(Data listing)
-- start --
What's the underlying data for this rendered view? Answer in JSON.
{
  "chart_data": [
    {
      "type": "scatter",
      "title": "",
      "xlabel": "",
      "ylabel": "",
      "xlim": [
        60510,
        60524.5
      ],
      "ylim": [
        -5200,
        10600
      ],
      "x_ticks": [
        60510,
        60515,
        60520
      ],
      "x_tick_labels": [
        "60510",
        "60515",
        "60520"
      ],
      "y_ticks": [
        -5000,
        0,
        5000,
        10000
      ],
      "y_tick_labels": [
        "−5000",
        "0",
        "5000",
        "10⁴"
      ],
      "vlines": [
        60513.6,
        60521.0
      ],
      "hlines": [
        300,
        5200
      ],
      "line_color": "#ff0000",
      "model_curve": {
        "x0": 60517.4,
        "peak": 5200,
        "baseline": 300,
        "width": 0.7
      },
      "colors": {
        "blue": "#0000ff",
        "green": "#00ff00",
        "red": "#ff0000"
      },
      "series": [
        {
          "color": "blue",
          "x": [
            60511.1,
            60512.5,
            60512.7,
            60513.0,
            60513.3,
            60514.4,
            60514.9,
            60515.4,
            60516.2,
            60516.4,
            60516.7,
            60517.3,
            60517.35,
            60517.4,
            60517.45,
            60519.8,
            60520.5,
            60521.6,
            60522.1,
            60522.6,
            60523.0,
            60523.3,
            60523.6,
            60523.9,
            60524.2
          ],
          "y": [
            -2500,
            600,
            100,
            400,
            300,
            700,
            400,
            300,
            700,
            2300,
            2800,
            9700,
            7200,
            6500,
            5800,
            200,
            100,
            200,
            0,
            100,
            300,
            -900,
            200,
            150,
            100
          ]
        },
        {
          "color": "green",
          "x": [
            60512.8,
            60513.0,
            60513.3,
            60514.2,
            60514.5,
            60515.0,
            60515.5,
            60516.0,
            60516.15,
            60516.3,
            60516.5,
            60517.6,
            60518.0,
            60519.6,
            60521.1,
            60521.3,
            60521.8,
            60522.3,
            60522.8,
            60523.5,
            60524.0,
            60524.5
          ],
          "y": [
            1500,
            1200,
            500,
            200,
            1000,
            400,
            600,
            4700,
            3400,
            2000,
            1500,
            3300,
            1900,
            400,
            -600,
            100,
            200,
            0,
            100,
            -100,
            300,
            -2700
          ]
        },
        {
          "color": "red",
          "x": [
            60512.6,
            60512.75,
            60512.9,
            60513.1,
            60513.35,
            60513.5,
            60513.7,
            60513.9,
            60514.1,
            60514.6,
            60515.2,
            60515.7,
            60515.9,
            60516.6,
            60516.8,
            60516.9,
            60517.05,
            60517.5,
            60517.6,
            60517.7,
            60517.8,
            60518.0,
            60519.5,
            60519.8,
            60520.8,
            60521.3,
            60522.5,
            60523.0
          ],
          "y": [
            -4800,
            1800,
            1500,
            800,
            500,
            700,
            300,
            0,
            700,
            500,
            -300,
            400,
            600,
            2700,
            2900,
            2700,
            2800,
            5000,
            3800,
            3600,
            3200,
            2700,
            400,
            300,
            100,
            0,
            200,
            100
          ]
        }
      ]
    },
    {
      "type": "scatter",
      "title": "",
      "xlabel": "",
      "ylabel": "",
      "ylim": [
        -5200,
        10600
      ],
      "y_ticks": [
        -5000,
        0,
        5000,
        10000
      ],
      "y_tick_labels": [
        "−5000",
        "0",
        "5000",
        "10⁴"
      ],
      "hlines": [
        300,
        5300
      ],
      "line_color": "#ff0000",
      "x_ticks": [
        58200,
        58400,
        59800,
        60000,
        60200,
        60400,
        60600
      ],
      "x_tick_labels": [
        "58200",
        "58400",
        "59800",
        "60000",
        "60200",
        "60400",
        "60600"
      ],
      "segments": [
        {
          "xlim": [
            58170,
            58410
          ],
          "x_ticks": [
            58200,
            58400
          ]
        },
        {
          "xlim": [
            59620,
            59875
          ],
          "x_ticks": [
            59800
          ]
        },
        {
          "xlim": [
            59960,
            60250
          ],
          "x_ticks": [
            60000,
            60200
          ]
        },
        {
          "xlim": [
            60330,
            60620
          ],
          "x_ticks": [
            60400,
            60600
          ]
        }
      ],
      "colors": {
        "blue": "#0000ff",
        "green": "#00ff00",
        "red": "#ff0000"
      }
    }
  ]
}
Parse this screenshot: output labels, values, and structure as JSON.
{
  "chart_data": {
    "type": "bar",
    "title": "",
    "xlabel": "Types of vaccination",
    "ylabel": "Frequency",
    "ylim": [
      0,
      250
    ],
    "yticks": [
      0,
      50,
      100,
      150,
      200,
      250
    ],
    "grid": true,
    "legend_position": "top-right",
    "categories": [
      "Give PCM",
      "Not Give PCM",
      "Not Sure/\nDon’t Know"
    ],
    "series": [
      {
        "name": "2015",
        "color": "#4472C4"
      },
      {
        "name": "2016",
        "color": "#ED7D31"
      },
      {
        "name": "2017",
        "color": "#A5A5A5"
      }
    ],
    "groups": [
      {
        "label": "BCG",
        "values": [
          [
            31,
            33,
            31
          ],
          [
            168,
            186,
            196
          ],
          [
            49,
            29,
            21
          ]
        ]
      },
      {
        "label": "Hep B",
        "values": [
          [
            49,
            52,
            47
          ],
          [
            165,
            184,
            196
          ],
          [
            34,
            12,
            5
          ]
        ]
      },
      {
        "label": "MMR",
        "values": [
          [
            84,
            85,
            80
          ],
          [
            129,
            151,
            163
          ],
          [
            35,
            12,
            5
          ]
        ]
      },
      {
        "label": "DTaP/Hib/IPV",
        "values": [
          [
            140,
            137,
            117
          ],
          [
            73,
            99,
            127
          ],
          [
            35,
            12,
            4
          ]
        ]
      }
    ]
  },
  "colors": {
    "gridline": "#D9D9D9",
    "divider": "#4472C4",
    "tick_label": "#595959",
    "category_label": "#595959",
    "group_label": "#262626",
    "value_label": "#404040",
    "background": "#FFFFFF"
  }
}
-- end --
WHAT YOU WILL DO: Output the complete data exactly as written.

RESULT:
What's the underlying data for this rendered view? Answer in JSON.
{
  "chart_data": [
    {
      "type": "scatter",
      "title": "",
      "xlabel": "",
      "ylabel": "",
      "xlim": [
        60510,
        60524.5
      ],
      "ylim": [
        -5200,
        10600
      ],
      "x_ticks": [
        60510,
        60515,
        60520
      ],
      "x_tick_labels": [
        "60510",
        "60515",
        "60520"
      ],
      "y_ticks": [
        -5000,
        0,
        5000,
        10000
      ],
      "y_tick_labels": [
        "−5000",
        "0",
        "5000",
        "10⁴"
      ],
      "vlines": [
        60513.6,
        60521.0
      ],
      "hlines": [
        300,
        5200
      ],
      "line_color": "#ff0000",
      "model_curve": {
        "x0": 60517.4,
        "peak": 5200,
        "baseline": 300,
        "width": 0.7
      },
      "colors": {
        "blue": "#0000ff",
        "green": "#00ff00",
        "red": "#ff0000"
      },
      "series": [
        {
          "color": "blue",
          "x": [
            60511.1,
            60512.5,
            60512.7,
            60513.0,
            60513.3,
            60514.4,
            60514.9,
            60515.4,
            60516.2,
            60516.4,
            60516.7,
            60517.3,
            60517.35,
            60517.4,
            60517.45,
            60519.8,
            60520.5,
            60521.6,
            60522.1,
            60522.6,
            60523.0,
            60523.3,
            60523.6,
            60523.9,
            60524.2
          ],
          "y": [
            -2500,
            600,
            100,
            400,
            300,
            700,
            400,
            300,
            700,
            2300,
            2800,
            9700,
            7200,
            6500,
            5800,
            200,
            100,
            200,
            0,
            100,
            300,
            -900,
            200,
            150,
            100
          ]
        },
        {
          "color": "green",
          "x": [
            60512.8,
            60513.0,
            60513.3,
            60514.2,
            60514.5,
            60515.0,
            60515.5,
            60516.0,
            60516.15,
            60516.3,
            60516.5,
            60517.6,
            60518.0,
            60519.6,
            60521.1,
            60521.3,
            60521.8,
            60522.3,
            60522.8,
            60523.5,
            60524.0,
            60524.5
          ],
          "y": [
            1500,
            1200,
            500,
            200,
            1000,
            400,
            600,
            4700,
            3400,
            2000,
            1500,
            3300,
            1900,
            400,
            -600,
            100,
            200,
            0,
            100,
            -100,
            300,
            -2700
          ]
        },
        {
          "color": "red",
          "x": [
            60512.6,
            60512.75,
            60512.9,
            60513.1,
            60513.35,
            60513.5,
            60513.7,
            60513.9,
            60514.1,
            60514.6,
            60515.2,
            60515.7,
            60515.9,
            60516.6,
            60516.8,
            60516.9,
            60517.05,
            60517.5,
            60517.6,
            60517.7,
            60517.8,
            60518.0,
            60519.5,
            60519.8,
            60520.8,
            60521.3,
            60522.5,
            60523.0
          ],
          "y": [
            -4800,
            1800,
            1500,
            800,
            500,
            700,
            300,
            0,
            700,
            500,
            -300,
            400,
            600,
            2700,
            2900,
            2700,
            2800,
            5000,
            3800,
            3600,
            3200,
            2700,
            400,
            300,
            100,
            0,
            200,
            100
          ]
        }
      ]
    },
    {
      "type": "scatter",
      "title": "",
      "xlabel": "",
      "ylabel": "",
      "ylim": [
        -5200,
        10600
      ],
      "y_ticks": [
        -5000,
        0,
        5000,
        10000
      ],
      "y_tick_labels": [
        "−5000",
        "0",
        "5000",
        "10⁴"
      ],
      "hlines": [
        300,
        5300
      ],
      "line_color": "#ff0000",
      "x_ticks": [
        58200,
        58400,
        59800,
        60000,
        60200,
        60400,
        60600
      ],
      "x_tick_labels": [
        "58200",
        "58400",
        "59800",
        "60000",
        "60200",
        "60400",
        "60600"
      ],
      "segments": [
        {
          "xlim": [
            58170,
            58410
          ],
          "x_ticks": [
            58200,
            58400
          ]
        },
        {
          "xlim": [
            59620,
            59875
          ],
          "x_ticks": [
            59800
          ]
        },
        {
          "xlim": [
            59960,
            60250
          ],
          "x_ticks": [
            60000,
            60200
          ]
        },
        {
          "xlim": [
            60330,
            60620
          ],
          "x_ticks": [
            60400,
            60600
          ]
        }
      ],
      "colors": {
        "blue": "#0000ff",
        "green": "#00ff00",
        "red": "#ff0000"
      }
    }
  ]
}
Parse this screenshot: output labels, values, and structure as JSON.
{
  "chart_data": {
    "type": "bar",
    "title": "",
    "xlabel": "Types of vaccination",
    "ylabel": "Frequency",
    "ylim": [
      0,
      250
    ],
    "yticks": [
      0,
      50,
      100,
      150,
      200,
      250
    ],
    "grid": true,
    "legend_position": "top-right",
    "categories": [
      "Give PCM",
      "Not Give PCM",
      "Not Sure/\nDon’t Know"
    ],
    "series": [
      {
        "name": "2015",
        "color": "#4472C4"
      },
      {
        "name": "2016",
        "color": "#ED7D31"
      },
      {
        "name": "2017",
        "color": "#A5A5A5"
      }
    ],
    "groups": [
      {
        "label": "BCG",
        "values": [
          [
            31,
            33,
            31
          ],
          [
            168,
            186,
            196
          ],
          [
            49,
            29,
            21
          ]
        ]
      },
      {
        "label": "Hep B",
        "values": [
          [
            49,
            52,
            47
          ],
          [
            165,
            184,
            196
          ],
          [
            34,
            12,
            5
          ]
        ]
      },
      {
        "label": "MMR",
        "values": [
          [
            84,
            85,
            80
          ],
          [
            129,
            151,
            163
          ],
          [
            35,
            12,
            5
          ]
        ]
      },
      {
        "label": "DTaP/Hib/IPV",
        "values": [
          [
            140,
            137,
            117
          ],
          [
            73,
            99,
            127
          ],
          [
            35,
            12,
            4
          ]
        ]
      }
    ]
  },
  "colors": {
    "gridline": "#D9D9D9",
    "divider": "#4472C4",
    "tick_label": "#595959",
    "category_label": "#595959",
    "group_label": "#262626",
    "value_label": "#404040",
    "background": "#FFFFFF"
  }
}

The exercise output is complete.